Saved data entries
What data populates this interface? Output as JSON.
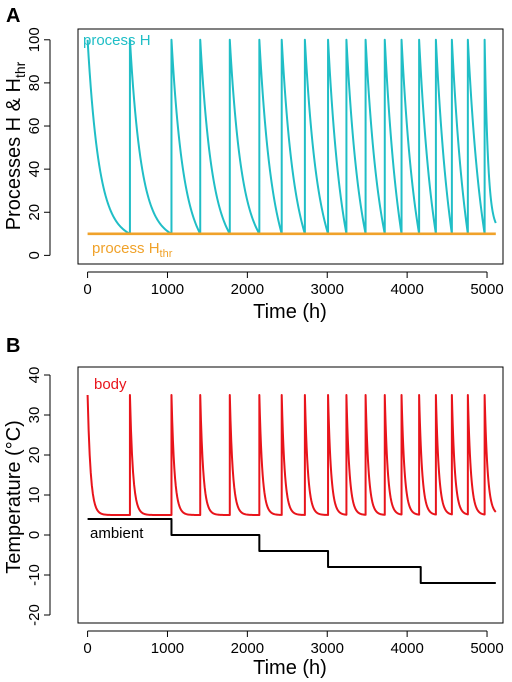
{
  "chart_data": [
    {
      "panel": "A",
      "type": "line",
      "title": "",
      "xlabel": "Time (h)",
      "ylabel": "Processes H & H",
      "ylabel_sub": "thr",
      "xlim": [
        -120,
        5200
      ],
      "ylim": [
        -4,
        105
      ],
      "xticks": [
        0,
        1000,
        2000,
        3000,
        4000,
        5000
      ],
      "yticks": [
        0,
        20,
        40,
        60,
        80,
        100
      ],
      "series": [
        {
          "name": "process H",
          "color": "#20BEC6",
          "form": "exponential-decay-with-resets",
          "high": 100,
          "low": 10,
          "reset_times": [
            0,
            530,
            1050,
            1410,
            1780,
            2150,
            2430,
            2720,
            3010,
            3240,
            3480,
            3720,
            3930,
            4150,
            4360,
            4560,
            4760,
            4970
          ],
          "end": {
            "x": 5110,
            "y": 15
          }
        },
        {
          "name": "process H",
          "name_sub": "thr",
          "color": "#F0A22A",
          "form": "constant",
          "x": [
            0,
            5110
          ],
          "y": [
            10,
            10
          ]
        }
      ]
    },
    {
      "panel": "B",
      "type": "line",
      "title": "",
      "xlabel": "Time (h)",
      "ylabel": "Temperature (°C)",
      "xlim": [
        -120,
        5200
      ],
      "ylim": [
        -22,
        42
      ],
      "xticks": [
        0,
        1000,
        2000,
        3000,
        4000,
        5000
      ],
      "yticks": [
        -20,
        -10,
        0,
        10,
        20,
        30,
        40
      ],
      "series": [
        {
          "name": "body",
          "color": "#E8141B",
          "form": "spikes-with-fast-decay",
          "peak": 35,
          "spike_times": [
            0,
            530,
            1050,
            1410,
            1780,
            2150,
            2430,
            2720,
            3010,
            3240,
            3480,
            3720,
            3930,
            4150,
            4360,
            4560,
            4760,
            4970
          ],
          "baseline_steps": [
            {
              "from": 0,
              "to": 1050,
              "y": 5
            },
            {
              "from": 1050,
              "to": 5110,
              "y": 5
            }
          ]
        },
        {
          "name": "ambient",
          "color": "#000000",
          "form": "step",
          "steps": [
            {
              "from": 0,
              "to": 1050,
              "y": 4
            },
            {
              "from": 1050,
              "to": 2150,
              "y": 0
            },
            {
              "from": 2150,
              "to": 3010,
              "y": -4
            },
            {
              "from": 3010,
              "to": 4170,
              "y": -8
            },
            {
              "from": 4170,
              "to": 5110,
              "y": -12
            }
          ]
        }
      ]
    }
  ]
}
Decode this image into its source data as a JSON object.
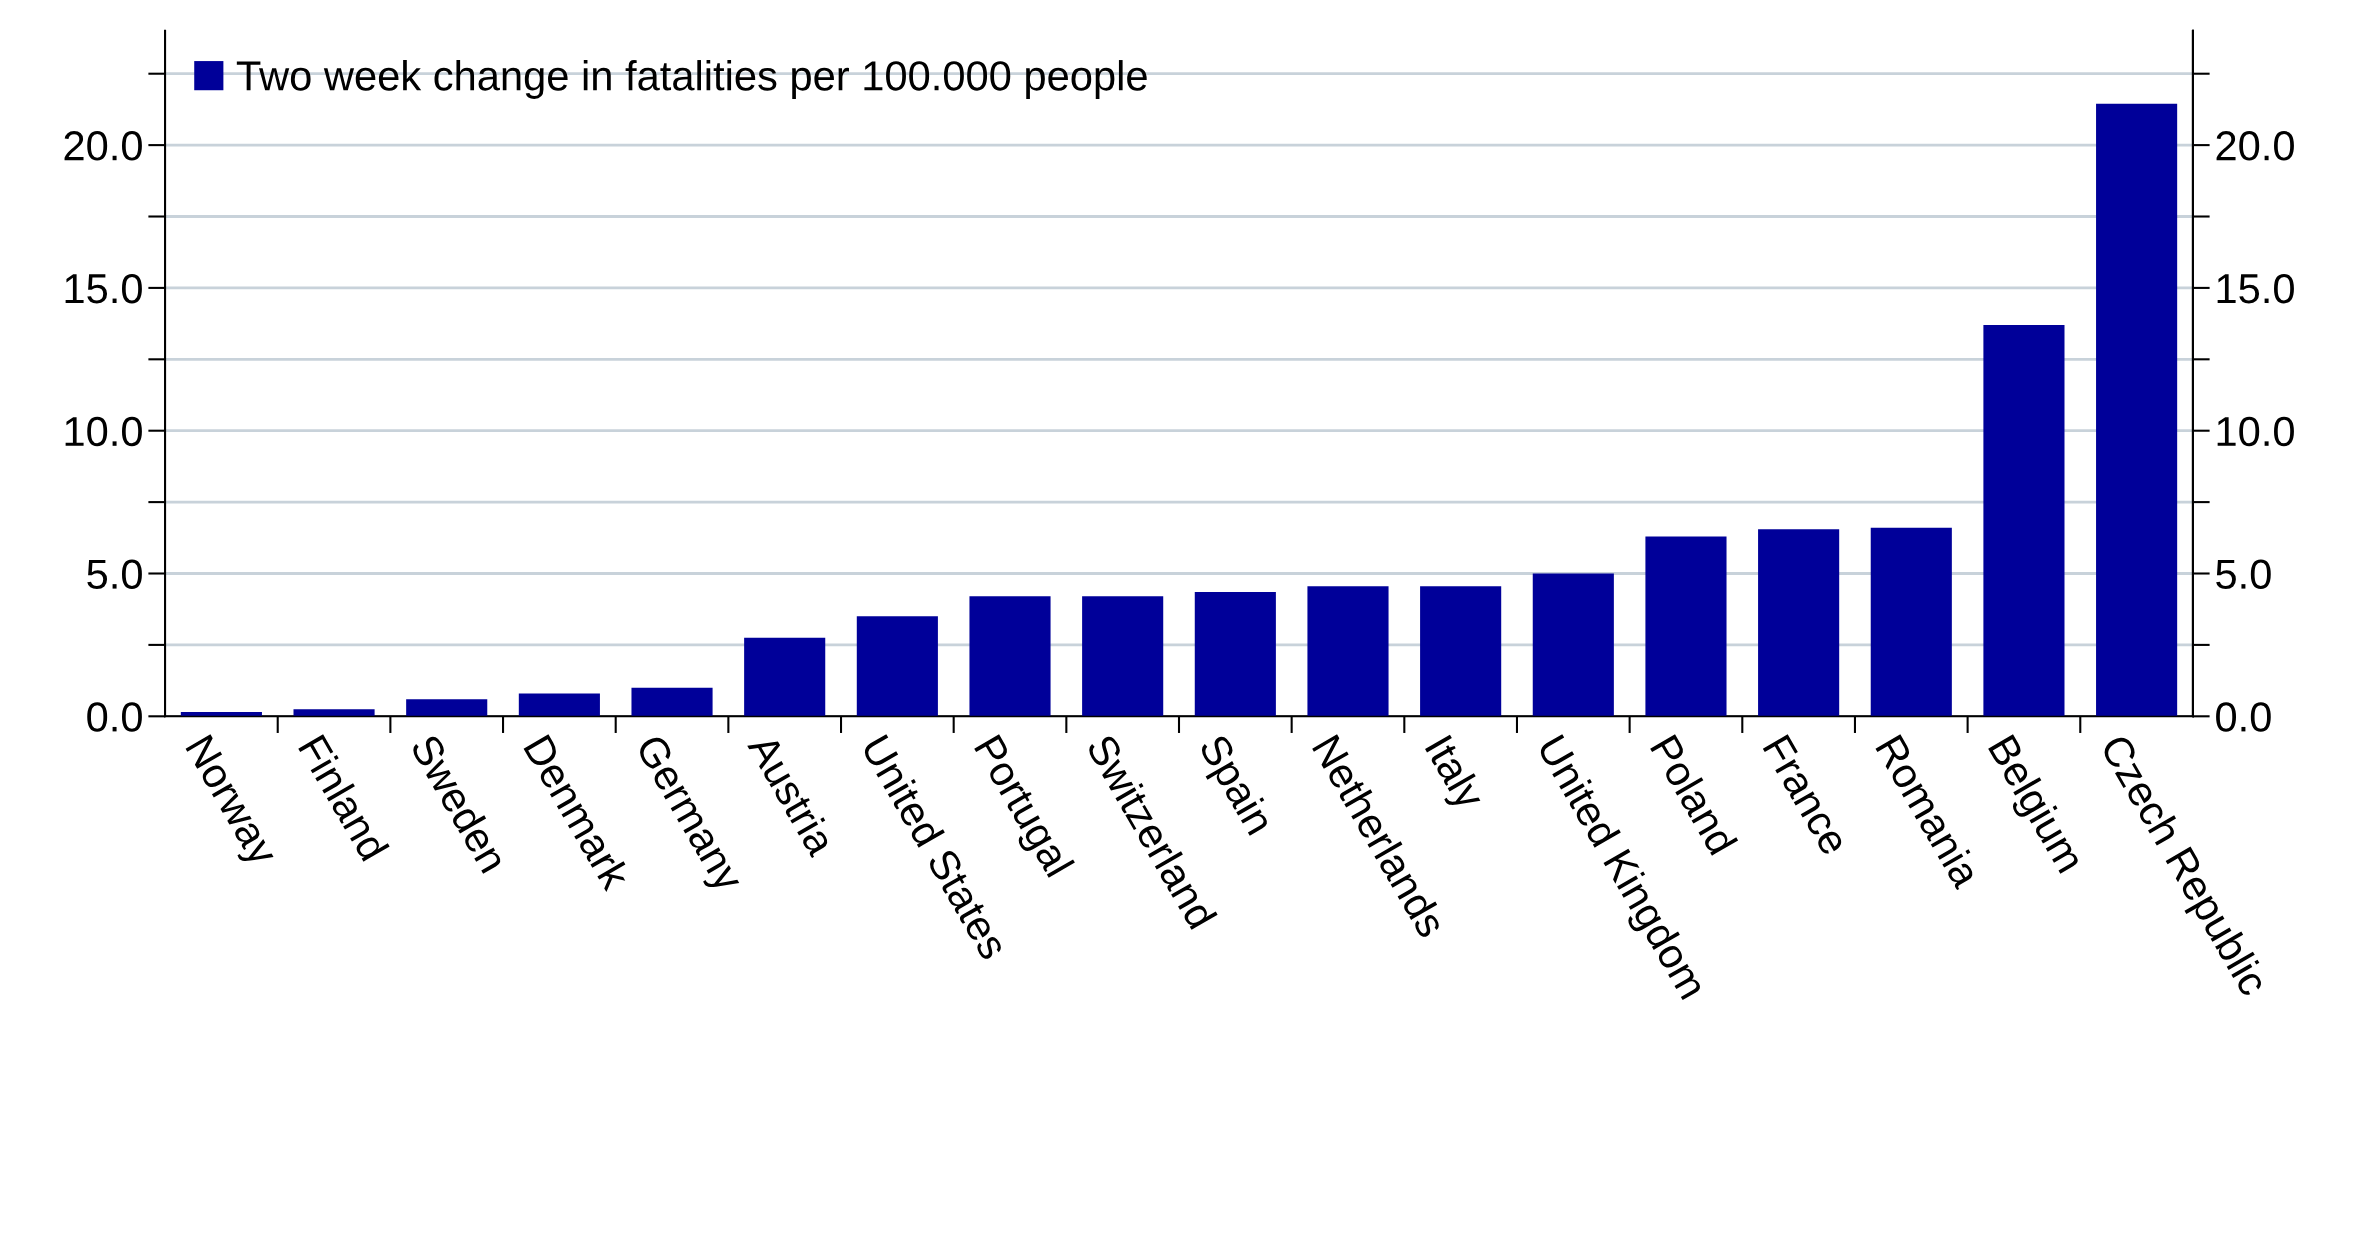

-- Goal of the exercise --
Repeat the material above in full and exactly, omitting the pictures.

-- Worked solution --
What data populates this interface? Output as JSON.
{
  "chart_data": [
    {
      "panel": "A",
      "type": "line",
      "title": "",
      "xlabel": "Time (h)",
      "ylabel": "Processes H & H",
      "ylabel_sub": "thr",
      "xlim": [
        -120,
        5200
      ],
      "ylim": [
        -4,
        105
      ],
      "xticks": [
        0,
        1000,
        2000,
        3000,
        4000,
        5000
      ],
      "yticks": [
        0,
        20,
        40,
        60,
        80,
        100
      ],
      "series": [
        {
          "name": "process H",
          "color": "#20BEC6",
          "form": "exponential-decay-with-resets",
          "high": 100,
          "low": 10,
          "reset_times": [
            0,
            530,
            1050,
            1410,
            1780,
            2150,
            2430,
            2720,
            3010,
            3240,
            3480,
            3720,
            3930,
            4150,
            4360,
            4560,
            4760,
            4970
          ],
          "end": {
            "x": 5110,
            "y": 15
          }
        },
        {
          "name": "process H",
          "name_sub": "thr",
          "color": "#F0A22A",
          "form": "constant",
          "x": [
            0,
            5110
          ],
          "y": [
            10,
            10
          ]
        }
      ]
    },
    {
      "panel": "B",
      "type": "line",
      "title": "",
      "xlabel": "Time (h)",
      "ylabel": "Temperature (°C)",
      "xlim": [
        -120,
        5200
      ],
      "ylim": [
        -22,
        42
      ],
      "xticks": [
        0,
        1000,
        2000,
        3000,
        4000,
        5000
      ],
      "yticks": [
        -20,
        -10,
        0,
        10,
        20,
        30,
        40
      ],
      "series": [
        {
          "name": "body",
          "color": "#E8141B",
          "form": "spikes-with-fast-decay",
          "peak": 35,
          "spike_times": [
            0,
            530,
            1050,
            1410,
            1780,
            2150,
            2430,
            2720,
            3010,
            3240,
            3480,
            3720,
            3930,
            4150,
            4360,
            4560,
            4760,
            4970
          ],
          "baseline_steps": [
            {
              "from": 0,
              "to": 1050,
              "y": 5
            },
            {
              "from": 1050,
              "to": 5110,
              "y": 5
            }
          ]
        },
        {
          "name": "ambient",
          "color": "#000000",
          "form": "step",
          "steps": [
            {
              "from": 0,
              "to": 1050,
              "y": 4
            },
            {
              "from": 1050,
              "to": 2150,
              "y": 0
            },
            {
              "from": 2150,
              "to": 3010,
              "y": -4
            },
            {
              "from": 3010,
              "to": 4170,
              "y": -8
            },
            {
              "from": 4170,
              "to": 5110,
              "y": -12
            }
          ]
        }
      ]
    }
  ]
}
Decode this image into its source data as a JSON object.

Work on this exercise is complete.